Selected passage:
Build a Query to Search the Windows Index from PowerShell

Doctor Scripto

June 25th, 20120 0

Summary: Guest blogger, James O’Neill, discusses using Windows PowerShell to build a query to search the Windows Index. Microsoft Scripting Guy, Ed Wilson, is here. Today is Part One of three blogs written by guest blogger, James O’Neill. James O’Neill was born in the 1960s and used his first Microsoft product in the 1970s (and has been trying to stop ever since.) He obtained a degree in Computer
Science in the 1980s and spent most of the 1990s running an IT training company. From 2000 to 2010 he worked for Microsoft in his native England,
finishing as the evangelist for Windows platform, where he discovered PowerShell. He’s probably best known in the PowerShell community for his
library to manage Hyper-V on Windows Server 2008/2008-R2. .

What to do: Carry on the blog post about searching the Windows Index with PowerShell from where it stops. The items play no part in this work.

Raw data:
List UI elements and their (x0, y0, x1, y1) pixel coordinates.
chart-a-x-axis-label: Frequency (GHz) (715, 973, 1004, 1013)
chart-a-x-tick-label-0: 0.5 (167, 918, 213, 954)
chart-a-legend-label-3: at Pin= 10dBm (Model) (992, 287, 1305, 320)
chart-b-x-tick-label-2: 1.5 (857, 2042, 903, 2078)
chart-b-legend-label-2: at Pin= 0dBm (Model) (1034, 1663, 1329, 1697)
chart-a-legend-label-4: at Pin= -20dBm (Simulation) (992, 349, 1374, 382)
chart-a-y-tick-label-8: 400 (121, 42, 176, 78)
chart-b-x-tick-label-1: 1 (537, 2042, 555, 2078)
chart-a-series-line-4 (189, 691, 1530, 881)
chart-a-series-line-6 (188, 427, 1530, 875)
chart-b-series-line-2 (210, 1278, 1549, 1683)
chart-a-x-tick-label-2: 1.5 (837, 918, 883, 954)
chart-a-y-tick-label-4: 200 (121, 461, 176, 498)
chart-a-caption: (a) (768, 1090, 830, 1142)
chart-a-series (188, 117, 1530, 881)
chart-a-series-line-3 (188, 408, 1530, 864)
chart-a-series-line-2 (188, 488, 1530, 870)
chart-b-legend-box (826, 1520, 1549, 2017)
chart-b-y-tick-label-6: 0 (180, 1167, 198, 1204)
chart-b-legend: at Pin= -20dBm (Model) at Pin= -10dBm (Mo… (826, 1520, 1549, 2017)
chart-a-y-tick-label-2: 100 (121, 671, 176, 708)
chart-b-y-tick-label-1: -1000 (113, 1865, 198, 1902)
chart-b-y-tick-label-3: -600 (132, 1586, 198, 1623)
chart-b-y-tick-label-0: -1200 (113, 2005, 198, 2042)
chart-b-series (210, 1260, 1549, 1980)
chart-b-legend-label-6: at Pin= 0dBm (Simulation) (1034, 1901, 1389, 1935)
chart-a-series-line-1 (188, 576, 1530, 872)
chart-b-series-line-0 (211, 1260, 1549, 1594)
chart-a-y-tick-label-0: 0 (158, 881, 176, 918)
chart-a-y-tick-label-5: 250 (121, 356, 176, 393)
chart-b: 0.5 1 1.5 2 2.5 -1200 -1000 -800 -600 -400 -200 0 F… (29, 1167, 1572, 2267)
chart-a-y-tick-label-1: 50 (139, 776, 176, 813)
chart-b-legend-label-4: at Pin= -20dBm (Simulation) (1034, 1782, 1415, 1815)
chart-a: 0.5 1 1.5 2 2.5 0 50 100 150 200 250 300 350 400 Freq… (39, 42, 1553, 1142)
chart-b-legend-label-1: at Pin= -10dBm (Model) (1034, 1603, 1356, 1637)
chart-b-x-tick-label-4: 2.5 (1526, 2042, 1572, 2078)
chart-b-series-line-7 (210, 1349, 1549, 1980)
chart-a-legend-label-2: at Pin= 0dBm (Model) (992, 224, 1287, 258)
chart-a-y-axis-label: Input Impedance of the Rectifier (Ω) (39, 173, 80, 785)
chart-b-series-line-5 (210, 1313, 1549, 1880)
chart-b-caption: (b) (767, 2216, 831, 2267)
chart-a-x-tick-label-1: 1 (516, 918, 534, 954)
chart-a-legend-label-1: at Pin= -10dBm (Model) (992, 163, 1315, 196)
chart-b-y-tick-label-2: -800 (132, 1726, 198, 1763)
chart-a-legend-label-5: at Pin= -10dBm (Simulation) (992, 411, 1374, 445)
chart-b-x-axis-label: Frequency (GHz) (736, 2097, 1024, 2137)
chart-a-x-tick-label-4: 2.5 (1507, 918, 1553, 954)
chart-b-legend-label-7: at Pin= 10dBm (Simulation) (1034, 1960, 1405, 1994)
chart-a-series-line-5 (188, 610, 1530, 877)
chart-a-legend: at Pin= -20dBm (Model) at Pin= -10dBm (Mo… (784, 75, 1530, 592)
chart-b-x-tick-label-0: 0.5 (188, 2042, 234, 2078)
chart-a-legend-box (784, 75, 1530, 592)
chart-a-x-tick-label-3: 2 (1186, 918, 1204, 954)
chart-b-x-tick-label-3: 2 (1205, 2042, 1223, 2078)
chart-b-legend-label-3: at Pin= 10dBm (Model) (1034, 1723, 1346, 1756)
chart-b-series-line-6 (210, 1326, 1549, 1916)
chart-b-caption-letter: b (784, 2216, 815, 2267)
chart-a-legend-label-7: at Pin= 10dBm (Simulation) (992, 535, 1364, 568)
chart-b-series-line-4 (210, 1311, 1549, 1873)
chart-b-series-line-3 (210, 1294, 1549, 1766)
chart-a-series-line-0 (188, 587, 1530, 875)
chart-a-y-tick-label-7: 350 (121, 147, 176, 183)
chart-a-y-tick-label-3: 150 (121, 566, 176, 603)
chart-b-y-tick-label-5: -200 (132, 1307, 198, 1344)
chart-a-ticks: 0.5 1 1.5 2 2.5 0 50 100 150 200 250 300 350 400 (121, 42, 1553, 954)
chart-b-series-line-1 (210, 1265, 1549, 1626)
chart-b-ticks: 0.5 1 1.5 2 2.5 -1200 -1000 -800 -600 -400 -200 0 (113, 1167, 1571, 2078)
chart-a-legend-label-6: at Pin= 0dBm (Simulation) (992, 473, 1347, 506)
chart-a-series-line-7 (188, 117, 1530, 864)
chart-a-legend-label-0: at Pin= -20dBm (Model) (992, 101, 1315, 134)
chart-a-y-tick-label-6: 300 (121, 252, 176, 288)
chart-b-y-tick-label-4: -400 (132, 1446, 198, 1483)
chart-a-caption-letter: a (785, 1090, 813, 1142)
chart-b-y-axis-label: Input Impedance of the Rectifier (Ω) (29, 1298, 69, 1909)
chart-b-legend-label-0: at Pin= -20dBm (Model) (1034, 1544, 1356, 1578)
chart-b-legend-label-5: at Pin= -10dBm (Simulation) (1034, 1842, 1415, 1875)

Exercise result:
Note I have two Weekend Scripter blogs where I discuss querying the Windows Search Index. The first is Querying the Windows Search Index, and the second is Using the Windows Search Index to Find Specific Files. Both of these blogs use COM-based ADO to do the query instead of using the .NET Framework classes that are used by James. The blogs provide a good background for James’ series. Take it away, James… I have spent some time developing and honing a Windows PowerShell function that gets information from the Windows Index, which is the technology behind the search that is integrated into Windows Explorer in Windows 7 and Windows Vista. The Windows Index can be queried by using SQL, and my function builds the SQL query from user input, executes it, and receives rows of data for all the matching items. Today, I’m going to explore the query process. Part Two will look at making user input easier (I don’t want to make understanding SQL a prerequisite for using the function). In Part Three, I will look at why rows of data are not the best thing for the function to return and what the alternatives might be. We will look at how at how the query is built in a moment. For now, please accept a ready-to-run query that is stored in the variable $SQL. Then it only takes a few lines of Windows PowerShell to prepare and run the query as shown here.

$Provider=”Provider=Search.CollatorDSO;Extended Properties=’Application=Windows’;”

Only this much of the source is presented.